## Task directions:
Rewrite the stretch of rows from the one containing "coastline-outline — [205, 59, 663, 526]" through the one containing "colorbar-label: -0.2 — [744, 521, 776, 536]", swapping each "colorbar-swatch" for "legend-swatch" and leaving everything else as it is.
*** Given records
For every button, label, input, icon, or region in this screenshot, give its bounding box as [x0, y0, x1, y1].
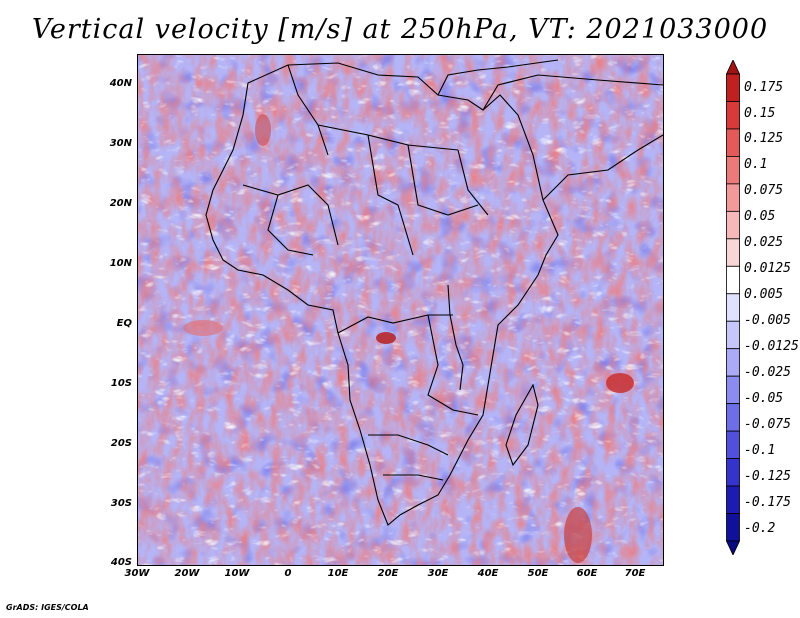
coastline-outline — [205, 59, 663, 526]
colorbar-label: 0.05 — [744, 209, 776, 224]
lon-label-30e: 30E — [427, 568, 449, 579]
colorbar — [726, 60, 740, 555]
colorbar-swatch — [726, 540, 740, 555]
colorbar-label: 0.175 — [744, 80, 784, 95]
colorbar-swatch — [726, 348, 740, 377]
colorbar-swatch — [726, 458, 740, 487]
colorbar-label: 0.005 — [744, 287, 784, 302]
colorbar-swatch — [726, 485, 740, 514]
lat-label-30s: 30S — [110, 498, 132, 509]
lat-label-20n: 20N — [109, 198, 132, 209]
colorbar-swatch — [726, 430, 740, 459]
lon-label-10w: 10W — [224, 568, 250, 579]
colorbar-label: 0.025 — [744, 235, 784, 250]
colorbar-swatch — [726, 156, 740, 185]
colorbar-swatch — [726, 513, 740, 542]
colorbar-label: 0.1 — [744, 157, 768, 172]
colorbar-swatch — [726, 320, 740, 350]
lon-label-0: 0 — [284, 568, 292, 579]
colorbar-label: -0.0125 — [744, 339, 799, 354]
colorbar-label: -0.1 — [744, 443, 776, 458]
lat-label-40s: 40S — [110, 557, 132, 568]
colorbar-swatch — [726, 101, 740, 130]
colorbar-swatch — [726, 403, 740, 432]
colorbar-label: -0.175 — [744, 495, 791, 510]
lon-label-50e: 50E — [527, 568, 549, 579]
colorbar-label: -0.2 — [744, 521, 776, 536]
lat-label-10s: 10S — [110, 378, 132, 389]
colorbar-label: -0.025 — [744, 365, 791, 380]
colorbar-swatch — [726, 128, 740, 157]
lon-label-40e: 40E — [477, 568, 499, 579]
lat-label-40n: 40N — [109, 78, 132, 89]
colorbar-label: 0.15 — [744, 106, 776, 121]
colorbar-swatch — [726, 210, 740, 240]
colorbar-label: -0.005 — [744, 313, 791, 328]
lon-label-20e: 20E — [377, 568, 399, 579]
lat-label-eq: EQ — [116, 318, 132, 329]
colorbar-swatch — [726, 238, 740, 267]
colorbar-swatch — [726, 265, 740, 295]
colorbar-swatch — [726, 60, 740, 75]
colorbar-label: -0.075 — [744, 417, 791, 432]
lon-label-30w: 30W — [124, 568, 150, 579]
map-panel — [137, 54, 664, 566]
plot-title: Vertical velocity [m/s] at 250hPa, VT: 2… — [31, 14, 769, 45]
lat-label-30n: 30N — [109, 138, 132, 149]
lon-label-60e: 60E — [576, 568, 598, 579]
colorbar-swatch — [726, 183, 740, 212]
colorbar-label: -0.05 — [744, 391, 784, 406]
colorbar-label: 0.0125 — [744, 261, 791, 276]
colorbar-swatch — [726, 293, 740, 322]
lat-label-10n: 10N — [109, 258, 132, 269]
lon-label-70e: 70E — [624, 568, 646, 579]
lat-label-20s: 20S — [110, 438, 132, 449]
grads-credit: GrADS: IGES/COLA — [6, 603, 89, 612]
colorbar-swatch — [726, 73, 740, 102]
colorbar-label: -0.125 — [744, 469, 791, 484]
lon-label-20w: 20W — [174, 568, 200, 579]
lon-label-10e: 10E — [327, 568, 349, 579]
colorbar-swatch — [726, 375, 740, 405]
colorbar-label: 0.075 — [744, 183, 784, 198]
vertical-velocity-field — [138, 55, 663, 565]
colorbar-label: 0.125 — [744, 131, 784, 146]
******
## Correct response:
coastline-outline — [205, 59, 663, 526]
colorbar-label: 0.05 — [744, 209, 776, 224]
lon-label-30e: 30E — [427, 568, 449, 579]
colorbar — [726, 60, 740, 555]
legend-swatch — [726, 540, 740, 555]
colorbar-label: 0.175 — [744, 80, 784, 95]
legend-swatch — [726, 348, 740, 377]
legend-swatch — [726, 458, 740, 487]
colorbar-label: 0.005 — [744, 287, 784, 302]
legend-swatch — [726, 485, 740, 514]
lat-label-30s: 30S — [110, 498, 132, 509]
lat-label-20n: 20N — [109, 198, 132, 209]
legend-swatch — [726, 430, 740, 459]
lon-label-10w: 10W — [224, 568, 250, 579]
colorbar-label: 0.025 — [744, 235, 784, 250]
legend-swatch — [726, 156, 740, 185]
legend-swatch — [726, 513, 740, 542]
colorbar-label: 0.1 — [744, 157, 768, 172]
legend-swatch — [726, 320, 740, 350]
lon-label-0: 0 — [284, 568, 292, 579]
colorbar-label: -0.0125 — [744, 339, 799, 354]
colorbar-label: -0.1 — [744, 443, 776, 458]
lat-label-40s: 40S — [110, 557, 132, 568]
legend-swatch — [726, 101, 740, 130]
legend-swatch — [726, 403, 740, 432]
colorbar-label: -0.175 — [744, 495, 791, 510]
lon-label-50e: 50E — [527, 568, 549, 579]
colorbar-label: -0.2 — [744, 521, 776, 536]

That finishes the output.